▸ Exercise: Reproduce the records below exactly, leaving out any pictures.

▸ Listing:
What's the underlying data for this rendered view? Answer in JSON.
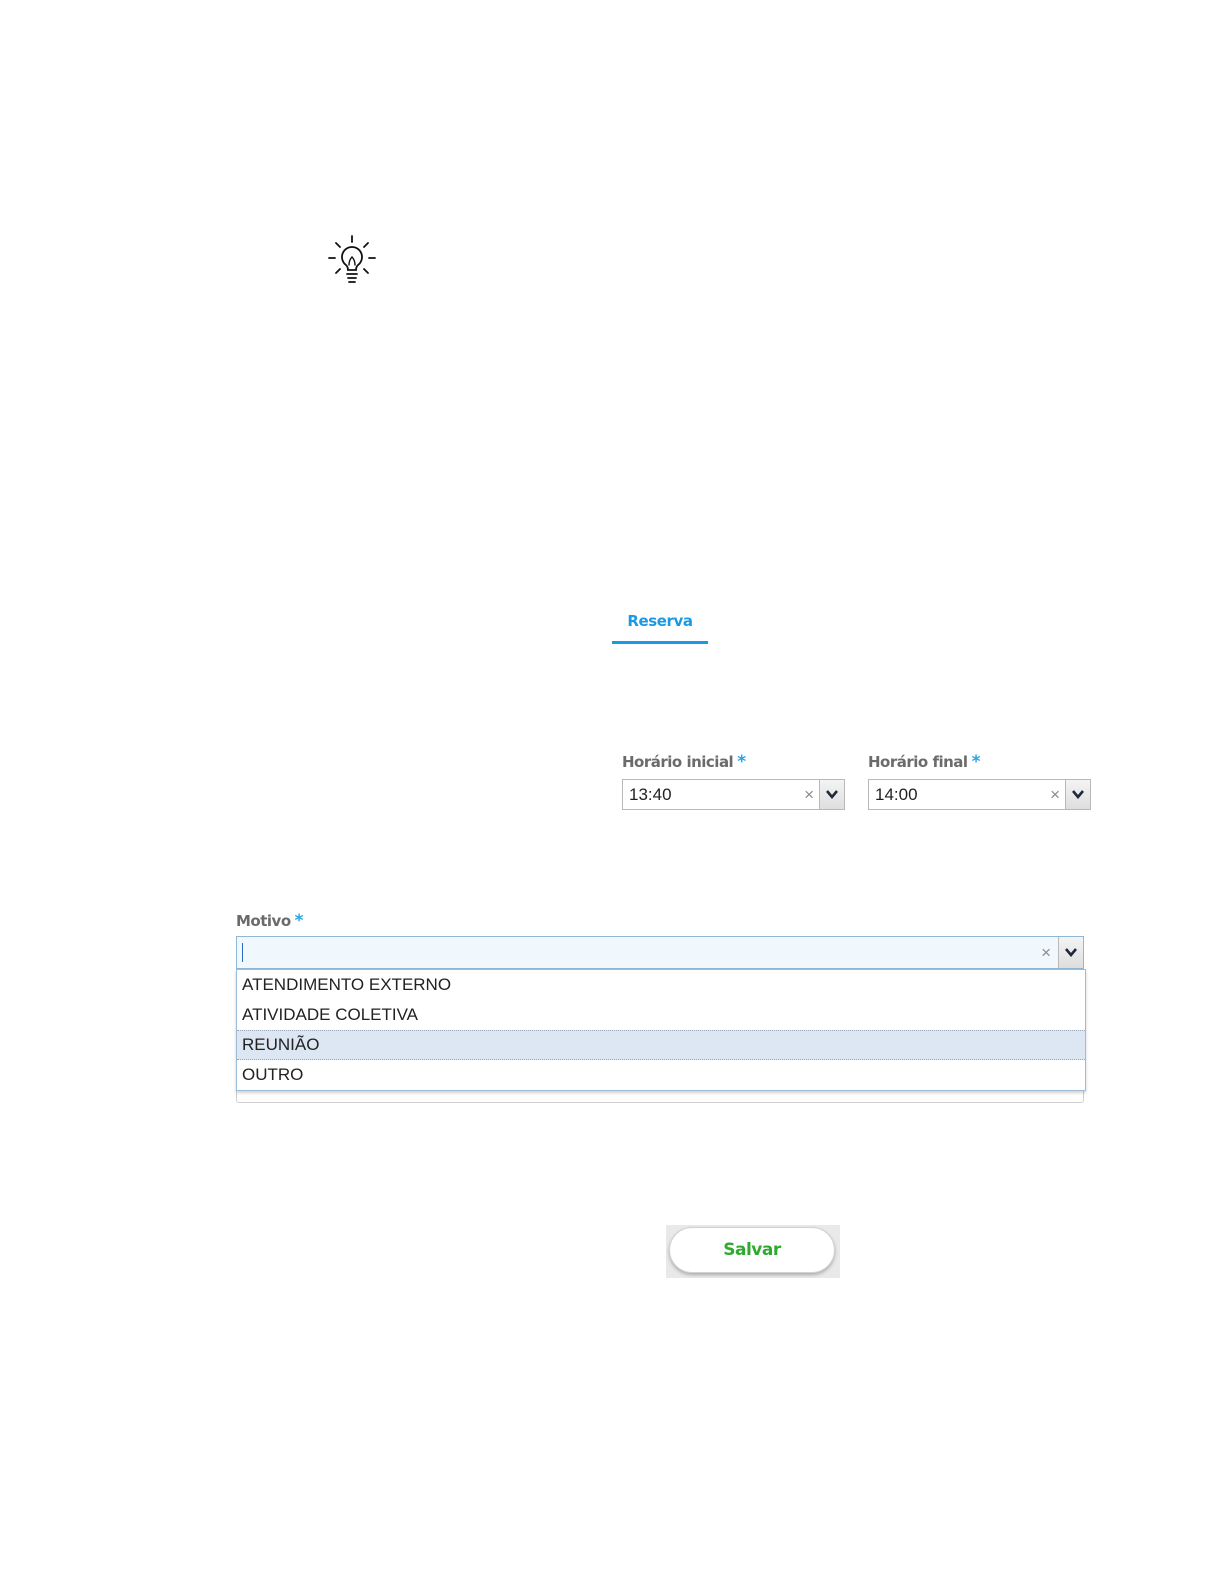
{
  "tip": {
    "icon": "lightbulb-icon"
  },
  "tabs": [
    {
      "label": "Reserva",
      "active": true
    }
  ],
  "form": {
    "required_marker": "*",
    "horario_inicial": {
      "label": "Horário inicial",
      "value": "13:40",
      "clear_symbol": "×"
    },
    "horario_final": {
      "label": "Horário final",
      "value": "14:00",
      "clear_symbol": "×"
    },
    "motivo": {
      "label": "Motivo",
      "value": "",
      "clear_symbol": "×",
      "dropdown_open": true,
      "options": [
        "ATENDIMENTO EXTERNO",
        "ATIVIDADE COLETIVA",
        "REUNIÃO",
        "OUTRO"
      ],
      "highlighted_option": "REUNIÃO"
    }
  },
  "actions": {
    "save_label": "Salvar"
  },
  "colors": {
    "accent_blue": "#1a9ae6",
    "required_blue": "#27a3e6",
    "save_green": "#2eab2e",
    "highlight_bg": "#dde6f3"
  }
}
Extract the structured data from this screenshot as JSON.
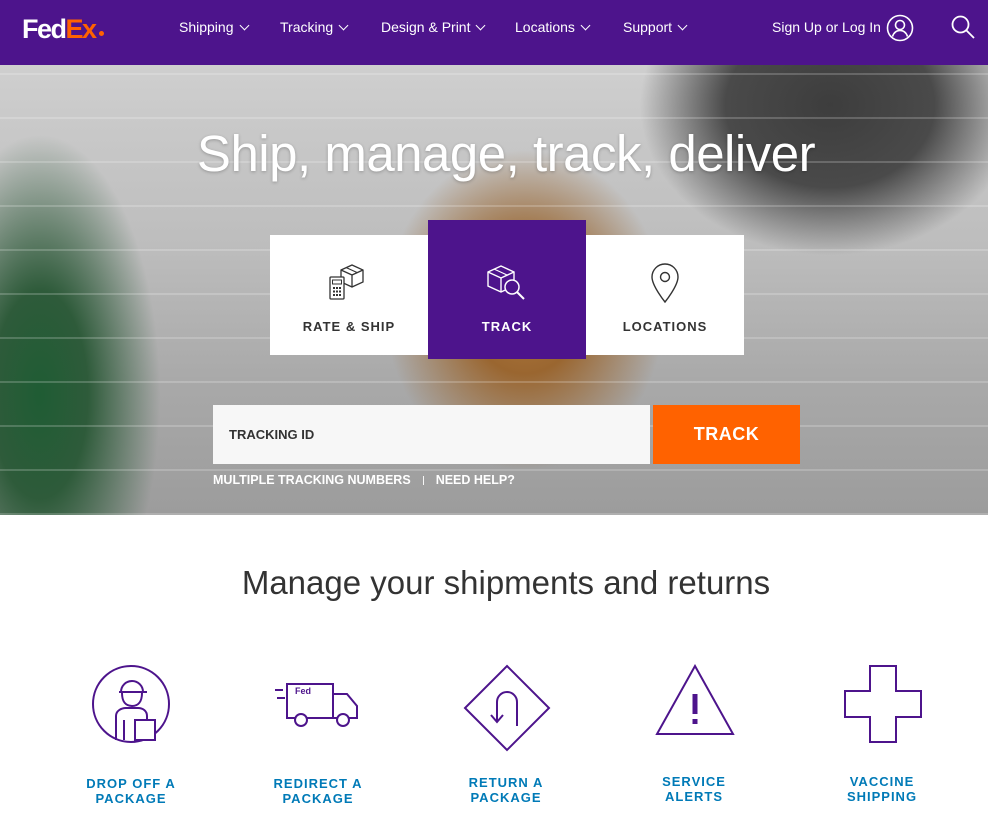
{
  "brand": {
    "logo_left": "Fed",
    "logo_right": "Ex"
  },
  "nav": {
    "items": [
      {
        "label": "Shipping"
      },
      {
        "label": "Tracking"
      },
      {
        "label": "Design & Print"
      },
      {
        "label": "Locations"
      },
      {
        "label": "Support"
      }
    ],
    "signin_label": "Sign Up or Log In"
  },
  "hero": {
    "title": "Ship, manage, track, deliver",
    "tabs": [
      {
        "label": "RATE & SHIP",
        "icon": "rate-ship-icon"
      },
      {
        "label": "TRACK",
        "icon": "track-package-icon",
        "active": true
      },
      {
        "label": "LOCATIONS",
        "icon": "location-pin-icon"
      }
    ],
    "tracking": {
      "placeholder": "TRACKING ID",
      "button_label": "TRACK",
      "links": [
        "MULTIPLE TRACKING NUMBERS",
        "NEED HELP?"
      ]
    }
  },
  "manage": {
    "title": "Manage your shipments and returns",
    "items": [
      {
        "label": "DROP OFF A\nPACKAGE",
        "icon": "courier-icon"
      },
      {
        "label": "REDIRECT A\nPACKAGE",
        "icon": "delivery-truck-icon"
      },
      {
        "label": "RETURN A\nPACKAGE",
        "icon": "u-turn-sign-icon"
      },
      {
        "label": "SERVICE\nALERTS",
        "icon": "warning-triangle-icon"
      },
      {
        "label": "VACCINE\nSHIPPING",
        "icon": "medical-cross-icon"
      }
    ]
  },
  "colors": {
    "purple": "#4d148c",
    "orange": "#ff6200",
    "link_blue": "#007ab7"
  }
}
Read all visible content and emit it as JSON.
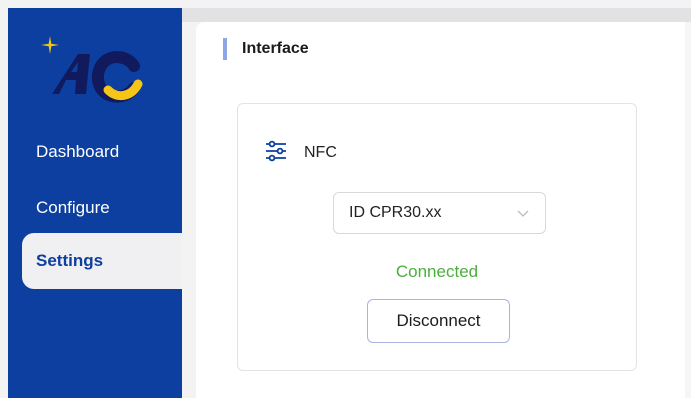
{
  "app": {
    "logo_name": "AC logo"
  },
  "colors": {
    "sidebar": "#0c3fa0",
    "accent_yellow": "#f5c518",
    "status_connected": "#4caf3d"
  },
  "sidebar": {
    "items": [
      {
        "label": "Dashboard",
        "active": false
      },
      {
        "label": "Configure",
        "active": false
      },
      {
        "label": "Settings",
        "active": true
      }
    ]
  },
  "main": {
    "section_title": "Interface",
    "card": {
      "icon": "sliders-icon",
      "title": "NFC",
      "device_select": {
        "value": "ID CPR30.xx"
      },
      "status": "Connected",
      "disconnect_label": "Disconnect"
    }
  }
}
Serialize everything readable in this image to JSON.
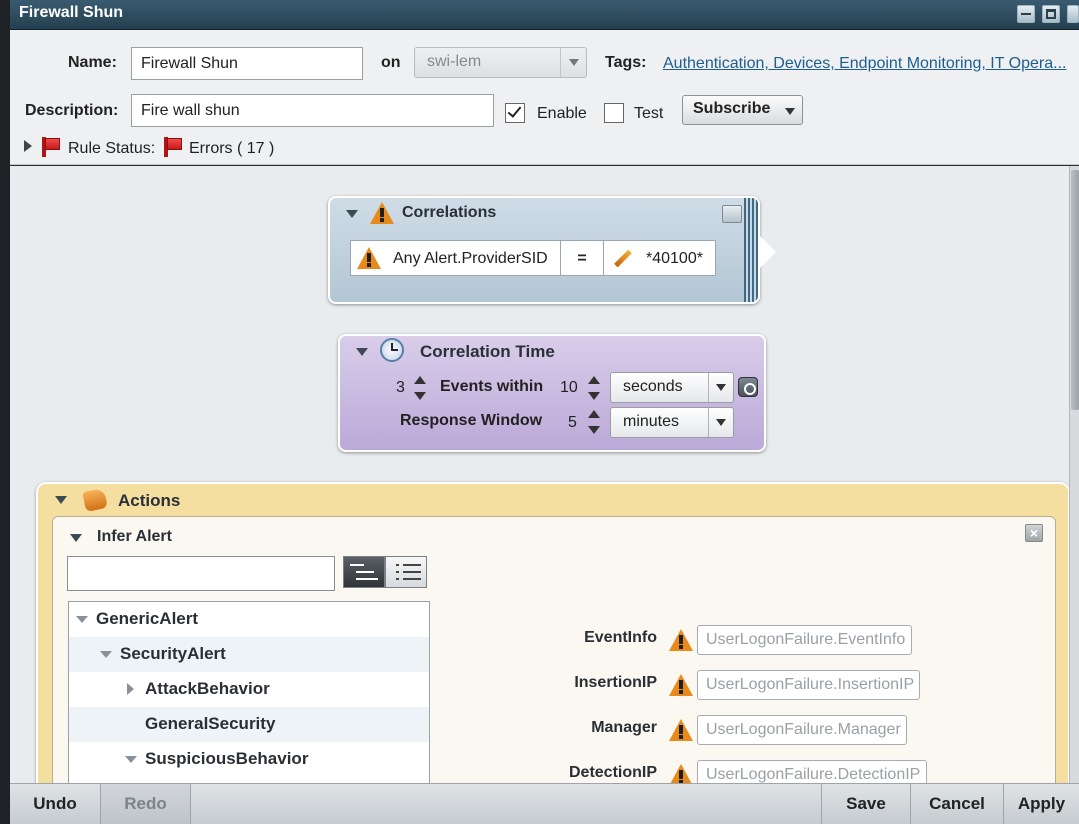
{
  "window": {
    "title": "Firewall Shun"
  },
  "header": {
    "name_label": "Name:",
    "name_value": "Firewall Shun",
    "on_label": "on",
    "on_value": "swi-lem",
    "tags_label": "Tags:",
    "tags_value": "Authentication, Devices, Endpoint Monitoring, IT Opera...",
    "description_label": "Description:",
    "description_value": "Fire wall shun",
    "enable_label": "Enable",
    "enable_checked": true,
    "test_label": "Test",
    "test_checked": false,
    "subscribe_label": "Subscribe",
    "rule_status_label": "Rule Status:",
    "errors_label": "Errors ( 17 )"
  },
  "correlations": {
    "title": "Correlations",
    "field": "Any Alert.ProviderSID",
    "operator": "=",
    "value": "*40100*"
  },
  "correlation_time": {
    "title": "Correlation Time",
    "events_count": "3",
    "events_within_label": "Events within",
    "within_value": "10",
    "within_unit": "seconds",
    "response_window_label": "Response Window",
    "response_value": "5",
    "response_unit": "minutes"
  },
  "actions": {
    "title": "Actions",
    "infer_alert": {
      "title": "Infer Alert",
      "search_value": "",
      "tree": [
        {
          "label": "GenericAlert",
          "level": 0,
          "state": "expanded"
        },
        {
          "label": "SecurityAlert",
          "level": 1,
          "state": "expanded"
        },
        {
          "label": "AttackBehavior",
          "level": 2,
          "state": "collapsed"
        },
        {
          "label": "GeneralSecurity",
          "level": 2,
          "state": "leaf"
        },
        {
          "label": "SuspiciousBehavior",
          "level": 2,
          "state": "expanded"
        }
      ],
      "fields": [
        {
          "label": "EventInfo",
          "value": "UserLogonFailure.EventInfo"
        },
        {
          "label": "InsertionIP",
          "value": "UserLogonFailure.InsertionIP"
        },
        {
          "label": "Manager",
          "value": "UserLogonFailure.Manager"
        },
        {
          "label": "DetectionIP",
          "value": "UserLogonFailure.DetectionIP"
        }
      ]
    }
  },
  "bottom_bar": {
    "undo": "Undo",
    "redo": "Redo",
    "save": "Save",
    "cancel": "Cancel",
    "apply": "Apply"
  },
  "colors": {
    "title_bar": "#2f4d5f",
    "correlations_bg": "#c3d3df",
    "correlation_time_bg": "#cbbde2",
    "actions_bg": "#f5dfa0",
    "warning": "#e88a1a",
    "link": "#1e5f8f"
  }
}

▸ The result:
What's the underlying data for this rendered view? Answer in JSON.
{
  "tip": {
    "icon": "lightbulb-icon"
  },
  "tabs": [
    {
      "label": "Reserva",
      "active": true
    }
  ],
  "form": {
    "required_marker": "*",
    "horario_inicial": {
      "label": "Horário inicial",
      "value": "13:40",
      "clear_symbol": "×"
    },
    "horario_final": {
      "label": "Horário final",
      "value": "14:00",
      "clear_symbol": "×"
    },
    "motivo": {
      "label": "Motivo",
      "value": "",
      "clear_symbol": "×",
      "dropdown_open": true,
      "options": [
        "ATENDIMENTO EXTERNO",
        "ATIVIDADE COLETIVA",
        "REUNIÃO",
        "OUTRO"
      ],
      "highlighted_option": "REUNIÃO"
    }
  },
  "actions": {
    "save_label": "Salvar"
  },
  "colors": {
    "accent_blue": "#1a9ae6",
    "required_blue": "#27a3e6",
    "save_green": "#2eab2e",
    "highlight_bg": "#dde6f3"
  }
}
Extract the structured data from this screenshot as JSON.
{
  "brand": {
    "logo_left": "Fed",
    "logo_right": "Ex"
  },
  "nav": {
    "items": [
      {
        "label": "Shipping"
      },
      {
        "label": "Tracking"
      },
      {
        "label": "Design & Print"
      },
      {
        "label": "Locations"
      },
      {
        "label": "Support"
      }
    ],
    "signin_label": "Sign Up or Log In"
  },
  "hero": {
    "title": "Ship, manage, track, deliver",
    "tabs": [
      {
        "label": "RATE & SHIP",
        "icon": "rate-ship-icon"
      },
      {
        "label": "TRACK",
        "icon": "track-package-icon",
        "active": true
      },
      {
        "label": "LOCATIONS",
        "icon": "location-pin-icon"
      }
    ],
    "tracking": {
      "placeholder": "TRACKING ID",
      "button_label": "TRACK",
      "links": [
        "MULTIPLE TRACKING NUMBERS",
        "NEED HELP?"
      ]
    }
  },
  "manage": {
    "title": "Manage your shipments and returns",
    "items": [
      {
        "label": "DROP OFF A\nPACKAGE",
        "icon": "courier-icon"
      },
      {
        "label": "REDIRECT A\nPACKAGE",
        "icon": "delivery-truck-icon"
      },
      {
        "label": "RETURN A\nPACKAGE",
        "icon": "u-turn-sign-icon"
      },
      {
        "label": "SERVICE\nALERTS",
        "icon": "warning-triangle-icon"
      },
      {
        "label": "VACCINE\nSHIPPING",
        "icon": "medical-cross-icon"
      }
    ]
  },
  "colors": {
    "purple": "#4d148c",
    "orange": "#ff6200",
    "link_blue": "#007ab7"
  }
}
Read all visible content and emit it as JSON.
{
  "app": {
    "logo_name": "AC logo"
  },
  "colors": {
    "sidebar": "#0c3fa0",
    "accent_yellow": "#f5c518",
    "status_connected": "#4caf3d"
  },
  "sidebar": {
    "items": [
      {
        "label": "Dashboard",
        "active": false
      },
      {
        "label": "Configure",
        "active": false
      },
      {
        "label": "Settings",
        "active": true
      }
    ]
  },
  "main": {
    "section_title": "Interface",
    "card": {
      "icon": "sliders-icon",
      "title": "NFC",
      "device_select": {
        "value": "ID CPR30.xx"
      },
      "status": "Connected",
      "disconnect_label": "Disconnect"
    }
  }
}
Serialize everything readable in this image to JSON.
{
  "window": {
    "title": "Firewall Shun"
  },
  "header": {
    "name_label": "Name:",
    "name_value": "Firewall Shun",
    "on_label": "on",
    "on_value": "swi-lem",
    "tags_label": "Tags:",
    "tags_value": "Authentication, Devices, Endpoint Monitoring, IT Opera...",
    "description_label": "Description:",
    "description_value": "Fire wall shun",
    "enable_label": "Enable",
    "enable_checked": true,
    "test_label": "Test",
    "test_checked": false,
    "subscribe_label": "Subscribe",
    "rule_status_label": "Rule Status:",
    "errors_label": "Errors ( 17 )"
  },
  "correlations": {
    "title": "Correlations",
    "field": "Any Alert.ProviderSID",
    "operator": "=",
    "value": "*40100*"
  },
  "correlation_time": {
    "title": "Correlation Time",
    "events_count": "3",
    "events_within_label": "Events within",
    "within_value": "10",
    "within_unit": "seconds",
    "response_window_label": "Response Window",
    "response_value": "5",
    "response_unit": "minutes"
  },
  "actions": {
    "title": "Actions",
    "infer_alert": {
      "title": "Infer Alert",
      "search_value": "",
      "tree": [
        {
          "label": "GenericAlert",
          "level": 0,
          "state": "expanded"
        },
        {
          "label": "SecurityAlert",
          "level": 1,
          "state": "expanded"
        },
        {
          "label": "AttackBehavior",
          "level": 2,
          "state": "collapsed"
        },
        {
          "label": "GeneralSecurity",
          "level": 2,
          "state": "leaf"
        },
        {
          "label": "SuspiciousBehavior",
          "level": 2,
          "state": "expanded"
        }
      ],
      "fields": [
        {
          "label": "EventInfo",
          "value": "UserLogonFailure.EventInfo"
        },
        {
          "label": "InsertionIP",
          "value": "UserLogonFailure.InsertionIP"
        },
        {
          "label": "Manager",
          "value": "UserLogonFailure.Manager"
        },
        {
          "label": "DetectionIP",
          "value": "UserLogonFailure.DetectionIP"
        }
      ]
    }
  },
  "bottom_bar": {
    "undo": "Undo",
    "redo": "Redo",
    "save": "Save",
    "cancel": "Cancel",
    "apply": "Apply"
  },
  "colors": {
    "title_bar": "#2f4d5f",
    "correlations_bg": "#c3d3df",
    "correlation_time_bg": "#cbbde2",
    "actions_bg": "#f5dfa0",
    "warning": "#e88a1a",
    "link": "#1e5f8f"
  }
}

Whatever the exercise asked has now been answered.